** start SUPPLIED RECORDS **

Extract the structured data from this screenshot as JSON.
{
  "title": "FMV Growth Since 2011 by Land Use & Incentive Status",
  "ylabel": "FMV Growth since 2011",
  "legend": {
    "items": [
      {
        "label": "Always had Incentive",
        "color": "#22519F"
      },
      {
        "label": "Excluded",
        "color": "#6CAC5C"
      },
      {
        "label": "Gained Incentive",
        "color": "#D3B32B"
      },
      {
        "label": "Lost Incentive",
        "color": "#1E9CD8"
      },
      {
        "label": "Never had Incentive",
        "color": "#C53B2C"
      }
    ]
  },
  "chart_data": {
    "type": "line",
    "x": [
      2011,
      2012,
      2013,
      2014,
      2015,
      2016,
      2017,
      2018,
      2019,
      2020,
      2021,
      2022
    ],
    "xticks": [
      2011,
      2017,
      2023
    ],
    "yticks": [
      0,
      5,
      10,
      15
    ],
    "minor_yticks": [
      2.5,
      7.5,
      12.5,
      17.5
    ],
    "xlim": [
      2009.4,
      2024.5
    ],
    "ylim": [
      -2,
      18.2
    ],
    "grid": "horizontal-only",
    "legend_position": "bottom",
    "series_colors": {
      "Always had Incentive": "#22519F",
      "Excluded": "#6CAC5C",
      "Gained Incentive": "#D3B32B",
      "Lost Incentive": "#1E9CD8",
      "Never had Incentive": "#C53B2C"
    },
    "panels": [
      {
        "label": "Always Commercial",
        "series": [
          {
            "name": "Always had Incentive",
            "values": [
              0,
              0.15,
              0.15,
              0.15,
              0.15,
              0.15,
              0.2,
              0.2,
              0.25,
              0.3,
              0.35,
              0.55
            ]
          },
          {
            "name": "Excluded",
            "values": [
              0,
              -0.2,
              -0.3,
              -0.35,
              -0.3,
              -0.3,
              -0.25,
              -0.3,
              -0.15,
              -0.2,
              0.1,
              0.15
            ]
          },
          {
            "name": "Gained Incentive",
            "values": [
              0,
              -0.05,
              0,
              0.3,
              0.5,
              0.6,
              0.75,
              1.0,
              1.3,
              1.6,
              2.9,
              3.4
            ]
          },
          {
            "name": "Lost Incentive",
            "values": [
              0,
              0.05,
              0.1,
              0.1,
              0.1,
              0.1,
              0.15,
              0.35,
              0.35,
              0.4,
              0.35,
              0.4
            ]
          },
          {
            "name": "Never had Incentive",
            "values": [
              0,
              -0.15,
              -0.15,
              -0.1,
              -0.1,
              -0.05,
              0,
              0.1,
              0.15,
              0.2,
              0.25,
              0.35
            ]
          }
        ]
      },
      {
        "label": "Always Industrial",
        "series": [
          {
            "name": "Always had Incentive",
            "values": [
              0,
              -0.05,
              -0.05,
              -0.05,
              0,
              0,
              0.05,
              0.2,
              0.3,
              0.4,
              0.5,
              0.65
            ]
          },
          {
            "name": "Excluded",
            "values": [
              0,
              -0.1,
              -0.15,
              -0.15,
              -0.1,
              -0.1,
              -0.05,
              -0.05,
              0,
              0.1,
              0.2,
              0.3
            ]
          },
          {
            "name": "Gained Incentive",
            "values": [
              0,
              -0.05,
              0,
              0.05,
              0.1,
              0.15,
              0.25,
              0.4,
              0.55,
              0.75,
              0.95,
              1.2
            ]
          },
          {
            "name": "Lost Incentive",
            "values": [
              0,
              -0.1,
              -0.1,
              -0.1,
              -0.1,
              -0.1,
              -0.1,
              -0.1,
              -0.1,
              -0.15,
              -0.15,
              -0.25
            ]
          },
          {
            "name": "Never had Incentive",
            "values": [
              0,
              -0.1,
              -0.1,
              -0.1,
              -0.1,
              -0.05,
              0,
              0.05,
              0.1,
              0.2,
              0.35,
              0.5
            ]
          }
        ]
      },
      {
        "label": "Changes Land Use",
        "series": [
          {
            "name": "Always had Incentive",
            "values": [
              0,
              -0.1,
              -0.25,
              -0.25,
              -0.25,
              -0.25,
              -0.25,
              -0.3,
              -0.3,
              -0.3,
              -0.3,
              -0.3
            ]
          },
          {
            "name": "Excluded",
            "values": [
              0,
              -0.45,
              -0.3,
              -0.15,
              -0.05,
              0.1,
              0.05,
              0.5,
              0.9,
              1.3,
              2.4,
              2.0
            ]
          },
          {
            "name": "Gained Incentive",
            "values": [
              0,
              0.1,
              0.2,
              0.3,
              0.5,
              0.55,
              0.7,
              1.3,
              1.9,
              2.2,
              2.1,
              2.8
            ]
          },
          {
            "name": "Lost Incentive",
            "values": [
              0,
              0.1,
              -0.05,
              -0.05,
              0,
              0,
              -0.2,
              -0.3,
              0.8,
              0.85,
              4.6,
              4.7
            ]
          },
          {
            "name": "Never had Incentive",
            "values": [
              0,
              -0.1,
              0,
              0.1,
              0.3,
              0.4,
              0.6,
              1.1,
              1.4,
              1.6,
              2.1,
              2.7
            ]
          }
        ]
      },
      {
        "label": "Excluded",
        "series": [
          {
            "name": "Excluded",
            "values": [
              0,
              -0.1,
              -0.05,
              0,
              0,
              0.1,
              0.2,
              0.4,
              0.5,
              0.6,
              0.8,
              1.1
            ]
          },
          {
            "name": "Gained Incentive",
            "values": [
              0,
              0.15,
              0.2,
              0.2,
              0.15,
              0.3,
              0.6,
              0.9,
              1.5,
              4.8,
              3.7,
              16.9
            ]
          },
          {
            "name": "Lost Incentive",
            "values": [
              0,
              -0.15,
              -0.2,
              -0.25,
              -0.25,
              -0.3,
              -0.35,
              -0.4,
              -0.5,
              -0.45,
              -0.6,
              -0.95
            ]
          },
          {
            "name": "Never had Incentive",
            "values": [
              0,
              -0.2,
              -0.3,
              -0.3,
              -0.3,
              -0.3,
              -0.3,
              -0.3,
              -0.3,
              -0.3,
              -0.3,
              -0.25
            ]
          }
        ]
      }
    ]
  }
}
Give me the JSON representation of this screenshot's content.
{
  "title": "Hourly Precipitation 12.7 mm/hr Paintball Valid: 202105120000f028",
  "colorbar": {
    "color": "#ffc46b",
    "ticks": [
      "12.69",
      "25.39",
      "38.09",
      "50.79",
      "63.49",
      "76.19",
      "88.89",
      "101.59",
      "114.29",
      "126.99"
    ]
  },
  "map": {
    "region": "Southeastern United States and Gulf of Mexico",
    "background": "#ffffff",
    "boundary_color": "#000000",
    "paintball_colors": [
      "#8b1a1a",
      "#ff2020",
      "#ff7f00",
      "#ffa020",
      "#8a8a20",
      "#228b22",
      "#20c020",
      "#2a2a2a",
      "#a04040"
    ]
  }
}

** end SUPPLIED RECORDS **

• _TASK DETAILS_
Write out all the lines again, exactly as they are.

• _RESPONSE TO THE EXERCISE_
Extract the structured data from this screenshot as JSON.
{
  "title": "FMV Growth Since 2011 by Land Use & Incentive Status",
  "ylabel": "FMV Growth since 2011",
  "legend": {
    "items": [
      {
        "label": "Always had Incentive",
        "color": "#22519F"
      },
      {
        "label": "Excluded",
        "color": "#6CAC5C"
      },
      {
        "label": "Gained Incentive",
        "color": "#D3B32B"
      },
      {
        "label": "Lost Incentive",
        "color": "#1E9CD8"
      },
      {
        "label": "Never had Incentive",
        "color": "#C53B2C"
      }
    ]
  },
  "chart_data": {
    "type": "line",
    "x": [
      2011,
      2012,
      2013,
      2014,
      2015,
      2016,
      2017,
      2018,
      2019,
      2020,
      2021,
      2022
    ],
    "xticks": [
      2011,
      2017,
      2023
    ],
    "yticks": [
      0,
      5,
      10,
      15
    ],
    "minor_yticks": [
      2.5,
      7.5,
      12.5,
      17.5
    ],
    "xlim": [
      2009.4,
      2024.5
    ],
    "ylim": [
      -2,
      18.2
    ],
    "grid": "horizontal-only",
    "legend_position": "bottom",
    "series_colors": {
      "Always had Incentive": "#22519F",
      "Excluded": "#6CAC5C",
      "Gained Incentive": "#D3B32B",
      "Lost Incentive": "#1E9CD8",
      "Never had Incentive": "#C53B2C"
    },
    "panels": [
      {
        "label": "Always Commercial",
        "series": [
          {
            "name": "Always had Incentive",
            "values": [
              0,
              0.15,
              0.15,
              0.15,
              0.15,
              0.15,
              0.2,
              0.2,
              0.25,
              0.3,
              0.35,
              0.55
            ]
          },
          {
            "name": "Excluded",
            "values": [
              0,
              -0.2,
              -0.3,
              -0.35,
              -0.3,
              -0.3,
              -0.25,
              -0.3,
              -0.15,
              -0.2,
              0.1,
              0.15
            ]
          },
          {
            "name": "Gained Incentive",
            "values": [
              0,
              -0.05,
              0,
              0.3,
              0.5,
              0.6,
              0.75,
              1.0,
              1.3,
              1.6,
              2.9,
              3.4
            ]
          },
          {
            "name": "Lost Incentive",
            "values": [
              0,
              0.05,
              0.1,
              0.1,
              0.1,
              0.1,
              0.15,
              0.35,
              0.35,
              0.4,
              0.35,
              0.4
            ]
          },
          {
            "name": "Never had Incentive",
            "values": [
              0,
              -0.15,
              -0.15,
              -0.1,
              -0.1,
              -0.05,
              0,
              0.1,
              0.15,
              0.2,
              0.25,
              0.35
            ]
          }
        ]
      },
      {
        "label": "Always Industrial",
        "series": [
          {
            "name": "Always had Incentive",
            "values": [
              0,
              -0.05,
              -0.05,
              -0.05,
              0,
              0,
              0.05,
              0.2,
              0.3,
              0.4,
              0.5,
              0.65
            ]
          },
          {
            "name": "Excluded",
            "values": [
              0,
              -0.1,
              -0.15,
              -0.15,
              -0.1,
              -0.1,
              -0.05,
              -0.05,
              0,
              0.1,
              0.2,
              0.3
            ]
          },
          {
            "name": "Gained Incentive",
            "values": [
              0,
              -0.05,
              0,
              0.05,
              0.1,
              0.15,
              0.25,
              0.4,
              0.55,
              0.75,
              0.95,
              1.2
            ]
          },
          {
            "name": "Lost Incentive",
            "values": [
              0,
              -0.1,
              -0.1,
              -0.1,
              -0.1,
              -0.1,
              -0.1,
              -0.1,
              -0.1,
              -0.15,
              -0.15,
              -0.25
            ]
          },
          {
            "name": "Never had Incentive",
            "values": [
              0,
              -0.1,
              -0.1,
              -0.1,
              -0.1,
              -0.05,
              0,
              0.05,
              0.1,
              0.2,
              0.35,
              0.5
            ]
          }
        ]
      },
      {
        "label": "Changes Land Use",
        "series": [
          {
            "name": "Always had Incentive",
            "values": [
              0,
              -0.1,
              -0.25,
              -0.25,
              -0.25,
              -0.25,
              -0.25,
              -0.3,
              -0.3,
              -0.3,
              -0.3,
              -0.3
            ]
          },
          {
            "name": "Excluded",
            "values": [
              0,
              -0.45,
              -0.3,
              -0.15,
              -0.05,
              0.1,
              0.05,
              0.5,
              0.9,
              1.3,
              2.4,
              2.0
            ]
          },
          {
            "name": "Gained Incentive",
            "values": [
              0,
              0.1,
              0.2,
              0.3,
              0.5,
              0.55,
              0.7,
              1.3,
              1.9,
              2.2,
              2.1,
              2.8
            ]
          },
          {
            "name": "Lost Incentive",
            "values": [
              0,
              0.1,
              -0.05,
              -0.05,
              0,
              0,
              -0.2,
              -0.3,
              0.8,
              0.85,
              4.6,
              4.7
            ]
          },
          {
            "name": "Never had Incentive",
            "values": [
              0,
              -0.1,
              0,
              0.1,
              0.3,
              0.4,
              0.6,
              1.1,
              1.4,
              1.6,
              2.1,
              2.7
            ]
          }
        ]
      },
      {
        "label": "Excluded",
        "series": [
          {
            "name": "Excluded",
            "values": [
              0,
              -0.1,
              -0.05,
              0,
              0,
              0.1,
              0.2,
              0.4,
              0.5,
              0.6,
              0.8,
              1.1
            ]
          },
          {
            "name": "Gained Incentive",
            "values": [
              0,
              0.15,
              0.2,
              0.2,
              0.15,
              0.3,
              0.6,
              0.9,
              1.5,
              4.8,
              3.7,
              16.9
            ]
          },
          {
            "name": "Lost Incentive",
            "values": [
              0,
              -0.15,
              -0.2,
              -0.25,
              -0.25,
              -0.3,
              -0.35,
              -0.4,
              -0.5,
              -0.45,
              -0.6,
              -0.95
            ]
          },
          {
            "name": "Never had Incentive",
            "values": [
              0,
              -0.2,
              -0.3,
              -0.3,
              -0.3,
              -0.3,
              -0.3,
              -0.3,
              -0.3,
              -0.3,
              -0.3,
              -0.25
            ]
          }
        ]
      }
    ]
  }
}
Give me the JSON representation of this screenshot's content.
{
  "title": "Hourly Precipitation 12.7 mm/hr Paintball Valid: 202105120000f028",
  "colorbar": {
    "color": "#ffc46b",
    "ticks": [
      "12.69",
      "25.39",
      "38.09",
      "50.79",
      "63.49",
      "76.19",
      "88.89",
      "101.59",
      "114.29",
      "126.99"
    ]
  },
  "map": {
    "region": "Southeastern United States and Gulf of Mexico",
    "background": "#ffffff",
    "boundary_color": "#000000",
    "paintball_colors": [
      "#8b1a1a",
      "#ff2020",
      "#ff7f00",
      "#ffa020",
      "#8a8a20",
      "#228b22",
      "#20c020",
      "#2a2a2a",
      "#a04040"
    ]
  }
}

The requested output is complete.